• WHAT YOU HAVE TO DO
Each line containing the word "науку" must be reported.
* * *
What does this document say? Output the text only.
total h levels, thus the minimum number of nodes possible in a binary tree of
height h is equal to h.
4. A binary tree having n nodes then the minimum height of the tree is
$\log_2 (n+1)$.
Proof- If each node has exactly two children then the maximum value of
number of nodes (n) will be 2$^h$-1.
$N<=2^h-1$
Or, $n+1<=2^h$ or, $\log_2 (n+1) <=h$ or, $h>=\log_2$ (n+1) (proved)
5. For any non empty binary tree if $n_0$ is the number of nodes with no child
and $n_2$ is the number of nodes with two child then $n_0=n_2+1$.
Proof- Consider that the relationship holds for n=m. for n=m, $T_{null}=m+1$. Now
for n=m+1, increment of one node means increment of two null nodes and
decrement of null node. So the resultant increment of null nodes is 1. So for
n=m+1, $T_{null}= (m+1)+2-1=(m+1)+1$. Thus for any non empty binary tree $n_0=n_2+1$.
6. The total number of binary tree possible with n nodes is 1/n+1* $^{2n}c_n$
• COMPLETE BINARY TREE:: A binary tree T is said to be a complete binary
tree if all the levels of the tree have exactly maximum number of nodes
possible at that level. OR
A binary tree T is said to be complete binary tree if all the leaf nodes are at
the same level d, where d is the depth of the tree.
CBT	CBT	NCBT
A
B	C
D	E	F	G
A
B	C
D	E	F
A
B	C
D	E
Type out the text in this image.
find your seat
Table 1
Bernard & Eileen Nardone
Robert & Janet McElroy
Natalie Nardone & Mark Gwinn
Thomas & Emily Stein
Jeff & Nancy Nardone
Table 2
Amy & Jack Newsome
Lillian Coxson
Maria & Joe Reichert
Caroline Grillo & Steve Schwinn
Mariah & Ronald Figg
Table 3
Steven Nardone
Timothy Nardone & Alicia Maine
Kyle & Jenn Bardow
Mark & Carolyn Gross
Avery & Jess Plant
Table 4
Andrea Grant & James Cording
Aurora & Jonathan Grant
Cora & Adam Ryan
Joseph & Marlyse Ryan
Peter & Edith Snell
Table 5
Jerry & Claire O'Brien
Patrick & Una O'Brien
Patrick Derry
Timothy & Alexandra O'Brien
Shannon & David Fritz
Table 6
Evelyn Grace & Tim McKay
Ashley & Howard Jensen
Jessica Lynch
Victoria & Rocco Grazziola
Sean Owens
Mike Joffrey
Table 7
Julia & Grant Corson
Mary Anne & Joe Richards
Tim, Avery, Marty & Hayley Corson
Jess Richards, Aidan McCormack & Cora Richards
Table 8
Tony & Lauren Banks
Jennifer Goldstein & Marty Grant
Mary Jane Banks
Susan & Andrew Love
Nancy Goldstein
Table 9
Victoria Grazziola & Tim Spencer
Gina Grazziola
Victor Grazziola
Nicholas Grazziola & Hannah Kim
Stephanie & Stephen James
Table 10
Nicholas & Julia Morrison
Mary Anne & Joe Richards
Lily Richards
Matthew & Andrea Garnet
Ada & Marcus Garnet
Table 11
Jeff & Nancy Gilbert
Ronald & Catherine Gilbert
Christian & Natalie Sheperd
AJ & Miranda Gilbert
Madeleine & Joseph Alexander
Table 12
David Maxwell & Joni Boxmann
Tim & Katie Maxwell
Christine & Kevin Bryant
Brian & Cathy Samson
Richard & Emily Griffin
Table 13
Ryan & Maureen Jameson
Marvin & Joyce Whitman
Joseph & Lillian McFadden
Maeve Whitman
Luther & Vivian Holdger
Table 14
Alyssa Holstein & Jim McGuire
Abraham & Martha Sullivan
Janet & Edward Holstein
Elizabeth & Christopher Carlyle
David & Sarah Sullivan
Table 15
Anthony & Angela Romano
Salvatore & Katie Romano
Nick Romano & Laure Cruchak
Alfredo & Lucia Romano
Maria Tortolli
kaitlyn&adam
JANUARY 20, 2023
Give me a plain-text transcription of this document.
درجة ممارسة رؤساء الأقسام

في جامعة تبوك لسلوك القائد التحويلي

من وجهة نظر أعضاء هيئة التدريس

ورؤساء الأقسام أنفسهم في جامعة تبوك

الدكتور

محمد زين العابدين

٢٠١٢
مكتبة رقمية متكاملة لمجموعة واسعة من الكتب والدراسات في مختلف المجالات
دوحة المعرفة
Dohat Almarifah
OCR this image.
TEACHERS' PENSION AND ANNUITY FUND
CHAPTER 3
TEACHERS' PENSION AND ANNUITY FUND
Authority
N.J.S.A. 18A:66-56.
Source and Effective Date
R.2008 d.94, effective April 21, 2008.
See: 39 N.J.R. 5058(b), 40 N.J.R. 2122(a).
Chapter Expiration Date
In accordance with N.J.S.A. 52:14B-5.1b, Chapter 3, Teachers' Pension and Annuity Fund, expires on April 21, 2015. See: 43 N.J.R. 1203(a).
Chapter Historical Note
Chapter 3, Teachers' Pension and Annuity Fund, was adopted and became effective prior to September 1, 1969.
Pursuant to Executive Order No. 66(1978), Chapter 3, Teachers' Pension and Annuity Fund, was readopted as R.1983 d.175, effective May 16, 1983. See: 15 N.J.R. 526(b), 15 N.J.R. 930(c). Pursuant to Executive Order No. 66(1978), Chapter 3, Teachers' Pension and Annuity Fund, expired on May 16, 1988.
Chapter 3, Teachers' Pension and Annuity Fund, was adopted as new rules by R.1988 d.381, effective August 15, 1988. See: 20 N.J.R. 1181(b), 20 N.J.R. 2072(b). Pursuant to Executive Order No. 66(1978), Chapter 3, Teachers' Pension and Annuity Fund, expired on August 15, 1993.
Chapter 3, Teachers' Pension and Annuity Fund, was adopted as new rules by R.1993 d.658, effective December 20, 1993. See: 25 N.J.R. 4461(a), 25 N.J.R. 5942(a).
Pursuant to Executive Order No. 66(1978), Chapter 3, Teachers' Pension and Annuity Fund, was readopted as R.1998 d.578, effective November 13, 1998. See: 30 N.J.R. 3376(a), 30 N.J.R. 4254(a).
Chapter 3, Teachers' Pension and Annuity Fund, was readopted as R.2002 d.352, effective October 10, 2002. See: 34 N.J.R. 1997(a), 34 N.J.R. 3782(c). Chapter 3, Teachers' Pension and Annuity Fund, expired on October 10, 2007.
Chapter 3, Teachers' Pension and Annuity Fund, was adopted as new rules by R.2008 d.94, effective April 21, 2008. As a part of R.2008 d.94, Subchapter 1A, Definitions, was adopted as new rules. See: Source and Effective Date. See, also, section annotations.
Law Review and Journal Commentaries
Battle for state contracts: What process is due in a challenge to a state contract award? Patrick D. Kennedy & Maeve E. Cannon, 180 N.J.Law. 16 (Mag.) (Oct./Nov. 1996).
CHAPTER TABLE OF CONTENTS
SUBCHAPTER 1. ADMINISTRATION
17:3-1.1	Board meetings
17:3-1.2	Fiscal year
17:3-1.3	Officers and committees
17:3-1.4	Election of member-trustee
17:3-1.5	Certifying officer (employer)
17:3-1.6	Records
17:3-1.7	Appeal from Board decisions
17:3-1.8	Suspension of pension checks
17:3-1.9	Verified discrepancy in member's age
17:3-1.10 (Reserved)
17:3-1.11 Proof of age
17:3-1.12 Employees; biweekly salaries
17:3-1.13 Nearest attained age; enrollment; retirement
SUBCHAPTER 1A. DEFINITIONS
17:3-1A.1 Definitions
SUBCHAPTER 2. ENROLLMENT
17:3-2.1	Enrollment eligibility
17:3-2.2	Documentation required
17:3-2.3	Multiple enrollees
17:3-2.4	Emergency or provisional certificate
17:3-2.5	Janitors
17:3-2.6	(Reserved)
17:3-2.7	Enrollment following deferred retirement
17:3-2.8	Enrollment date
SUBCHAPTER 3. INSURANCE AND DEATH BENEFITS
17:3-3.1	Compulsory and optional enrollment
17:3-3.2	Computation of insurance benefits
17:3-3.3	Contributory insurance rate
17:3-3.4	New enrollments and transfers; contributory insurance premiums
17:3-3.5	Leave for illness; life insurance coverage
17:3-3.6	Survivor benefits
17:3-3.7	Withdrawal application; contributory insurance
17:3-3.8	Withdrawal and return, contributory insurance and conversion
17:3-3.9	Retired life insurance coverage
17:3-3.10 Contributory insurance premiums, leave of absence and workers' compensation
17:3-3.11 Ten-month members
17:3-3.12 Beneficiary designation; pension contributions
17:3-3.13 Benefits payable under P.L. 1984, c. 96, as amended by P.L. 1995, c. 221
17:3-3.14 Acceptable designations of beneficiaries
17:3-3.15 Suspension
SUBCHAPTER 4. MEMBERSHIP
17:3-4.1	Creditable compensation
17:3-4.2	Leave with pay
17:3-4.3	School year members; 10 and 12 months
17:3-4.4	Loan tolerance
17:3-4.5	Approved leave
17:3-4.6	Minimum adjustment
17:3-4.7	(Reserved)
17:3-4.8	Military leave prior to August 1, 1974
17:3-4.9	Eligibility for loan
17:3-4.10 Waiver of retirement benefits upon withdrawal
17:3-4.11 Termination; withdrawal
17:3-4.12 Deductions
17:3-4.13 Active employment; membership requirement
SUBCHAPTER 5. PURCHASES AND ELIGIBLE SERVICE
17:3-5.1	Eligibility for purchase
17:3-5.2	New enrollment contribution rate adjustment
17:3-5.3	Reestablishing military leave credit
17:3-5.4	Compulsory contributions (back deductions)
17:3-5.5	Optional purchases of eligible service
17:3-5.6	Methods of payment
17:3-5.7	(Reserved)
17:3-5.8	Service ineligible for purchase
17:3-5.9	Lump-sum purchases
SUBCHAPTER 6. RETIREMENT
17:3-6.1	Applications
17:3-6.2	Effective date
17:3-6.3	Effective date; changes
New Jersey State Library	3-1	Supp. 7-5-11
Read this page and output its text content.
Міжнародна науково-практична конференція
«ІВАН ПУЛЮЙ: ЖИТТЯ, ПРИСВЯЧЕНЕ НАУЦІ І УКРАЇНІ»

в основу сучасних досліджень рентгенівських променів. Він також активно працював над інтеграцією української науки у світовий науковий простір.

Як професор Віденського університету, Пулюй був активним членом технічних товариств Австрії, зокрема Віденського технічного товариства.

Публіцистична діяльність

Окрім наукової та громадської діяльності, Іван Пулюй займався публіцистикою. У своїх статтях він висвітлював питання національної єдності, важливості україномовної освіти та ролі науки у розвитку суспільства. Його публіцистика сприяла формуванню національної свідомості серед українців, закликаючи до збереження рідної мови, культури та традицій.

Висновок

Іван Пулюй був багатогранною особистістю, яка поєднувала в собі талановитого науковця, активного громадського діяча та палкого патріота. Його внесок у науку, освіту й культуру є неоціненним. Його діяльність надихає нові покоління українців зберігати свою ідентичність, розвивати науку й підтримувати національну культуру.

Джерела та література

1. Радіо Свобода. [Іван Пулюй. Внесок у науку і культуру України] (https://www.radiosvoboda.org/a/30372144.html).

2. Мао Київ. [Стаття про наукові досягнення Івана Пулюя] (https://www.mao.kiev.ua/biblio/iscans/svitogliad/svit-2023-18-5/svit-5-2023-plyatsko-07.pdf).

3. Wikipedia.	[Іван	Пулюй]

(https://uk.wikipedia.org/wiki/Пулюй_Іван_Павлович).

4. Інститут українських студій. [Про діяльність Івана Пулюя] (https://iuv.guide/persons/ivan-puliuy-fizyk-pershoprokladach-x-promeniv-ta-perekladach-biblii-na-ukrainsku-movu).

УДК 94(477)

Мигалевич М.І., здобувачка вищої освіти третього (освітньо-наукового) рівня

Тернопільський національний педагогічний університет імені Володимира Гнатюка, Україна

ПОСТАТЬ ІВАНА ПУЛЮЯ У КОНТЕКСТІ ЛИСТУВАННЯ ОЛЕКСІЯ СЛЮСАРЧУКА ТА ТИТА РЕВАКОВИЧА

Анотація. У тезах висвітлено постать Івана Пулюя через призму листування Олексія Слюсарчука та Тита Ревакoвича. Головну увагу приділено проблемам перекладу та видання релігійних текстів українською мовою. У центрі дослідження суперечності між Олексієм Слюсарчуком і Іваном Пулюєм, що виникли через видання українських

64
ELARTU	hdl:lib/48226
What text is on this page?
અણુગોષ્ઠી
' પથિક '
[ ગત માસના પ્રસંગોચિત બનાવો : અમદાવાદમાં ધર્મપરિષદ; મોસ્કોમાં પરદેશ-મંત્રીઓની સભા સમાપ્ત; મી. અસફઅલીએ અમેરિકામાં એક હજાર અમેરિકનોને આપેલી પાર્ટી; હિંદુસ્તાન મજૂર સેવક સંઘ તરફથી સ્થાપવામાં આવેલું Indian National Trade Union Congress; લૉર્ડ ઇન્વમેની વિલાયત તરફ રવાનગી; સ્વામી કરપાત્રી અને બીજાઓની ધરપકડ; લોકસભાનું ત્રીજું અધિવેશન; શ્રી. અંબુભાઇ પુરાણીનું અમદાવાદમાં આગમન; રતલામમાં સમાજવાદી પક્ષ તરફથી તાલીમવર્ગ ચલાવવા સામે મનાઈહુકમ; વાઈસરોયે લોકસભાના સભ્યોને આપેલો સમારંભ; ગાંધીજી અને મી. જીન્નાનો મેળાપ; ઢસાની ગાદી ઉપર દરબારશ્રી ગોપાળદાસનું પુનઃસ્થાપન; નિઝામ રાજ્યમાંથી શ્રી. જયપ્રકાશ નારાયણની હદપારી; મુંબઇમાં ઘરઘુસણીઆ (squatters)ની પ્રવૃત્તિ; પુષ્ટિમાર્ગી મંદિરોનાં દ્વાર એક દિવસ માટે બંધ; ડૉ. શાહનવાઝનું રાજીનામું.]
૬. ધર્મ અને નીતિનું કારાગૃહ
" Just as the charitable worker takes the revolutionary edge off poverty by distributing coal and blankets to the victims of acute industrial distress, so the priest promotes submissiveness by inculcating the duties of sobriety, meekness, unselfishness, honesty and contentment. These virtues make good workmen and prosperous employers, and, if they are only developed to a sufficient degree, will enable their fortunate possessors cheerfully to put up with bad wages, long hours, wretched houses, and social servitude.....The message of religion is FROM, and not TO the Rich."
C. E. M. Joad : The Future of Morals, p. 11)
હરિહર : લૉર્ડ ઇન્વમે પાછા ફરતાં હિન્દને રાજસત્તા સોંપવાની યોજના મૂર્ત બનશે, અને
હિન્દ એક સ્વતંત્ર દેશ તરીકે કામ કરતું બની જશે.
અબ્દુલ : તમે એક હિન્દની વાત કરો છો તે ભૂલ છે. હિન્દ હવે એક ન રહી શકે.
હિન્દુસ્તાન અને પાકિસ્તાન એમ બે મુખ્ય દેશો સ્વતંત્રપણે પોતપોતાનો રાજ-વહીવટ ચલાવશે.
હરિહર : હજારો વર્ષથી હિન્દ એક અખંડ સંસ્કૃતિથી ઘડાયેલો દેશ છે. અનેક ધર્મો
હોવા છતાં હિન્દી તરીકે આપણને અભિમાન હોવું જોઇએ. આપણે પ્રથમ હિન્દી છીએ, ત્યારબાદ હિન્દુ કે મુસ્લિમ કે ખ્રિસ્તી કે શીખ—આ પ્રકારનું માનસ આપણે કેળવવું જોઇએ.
* * *
• WRITTEN RESPONSE
Іван Пулюй був багатогранною особистістю, яка поєднувала в собі талановитого науковця, активного громадського діяча та палкого патріота. Його внесок у науку, освіту й культуру є неоціненним. Його діяльність надихає нові покоління українців зберігати свою ідентичність, розвивати науку й підтримувати національну культуру.
1. Радіо Свобода. [Іван Пулюй. Внесок у науку і культуру України] (https://www.radiosvoboda.org/a/30372144.html).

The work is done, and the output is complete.